» Request
Extract all lines containing "muſcles".

» Data listing
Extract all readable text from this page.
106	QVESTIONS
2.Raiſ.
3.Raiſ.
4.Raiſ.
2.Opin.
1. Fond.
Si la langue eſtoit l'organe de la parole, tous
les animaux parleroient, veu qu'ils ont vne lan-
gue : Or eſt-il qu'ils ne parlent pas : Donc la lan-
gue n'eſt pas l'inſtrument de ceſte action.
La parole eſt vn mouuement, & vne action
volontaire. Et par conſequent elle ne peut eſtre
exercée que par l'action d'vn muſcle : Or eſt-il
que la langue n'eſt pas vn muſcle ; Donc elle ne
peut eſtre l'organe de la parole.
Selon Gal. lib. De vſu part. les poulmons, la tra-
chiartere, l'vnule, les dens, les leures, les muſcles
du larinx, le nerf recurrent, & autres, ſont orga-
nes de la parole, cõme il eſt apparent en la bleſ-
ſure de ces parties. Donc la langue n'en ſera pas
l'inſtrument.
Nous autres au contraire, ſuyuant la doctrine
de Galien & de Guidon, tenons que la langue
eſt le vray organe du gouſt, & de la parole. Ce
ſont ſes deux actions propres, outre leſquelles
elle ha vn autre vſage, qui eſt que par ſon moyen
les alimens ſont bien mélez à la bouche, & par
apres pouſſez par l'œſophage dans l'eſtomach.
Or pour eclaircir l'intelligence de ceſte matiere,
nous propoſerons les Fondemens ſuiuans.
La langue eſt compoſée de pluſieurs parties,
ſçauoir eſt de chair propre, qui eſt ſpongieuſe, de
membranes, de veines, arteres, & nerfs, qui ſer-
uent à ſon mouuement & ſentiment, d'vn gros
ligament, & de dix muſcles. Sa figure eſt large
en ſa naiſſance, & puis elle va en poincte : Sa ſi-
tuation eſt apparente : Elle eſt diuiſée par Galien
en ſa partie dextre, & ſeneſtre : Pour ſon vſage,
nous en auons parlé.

» Output of the exercise
chiartere, l'vnule, les dens, les leures, les muſcles
ligament, & de dix muſcles. Sa figure eſt large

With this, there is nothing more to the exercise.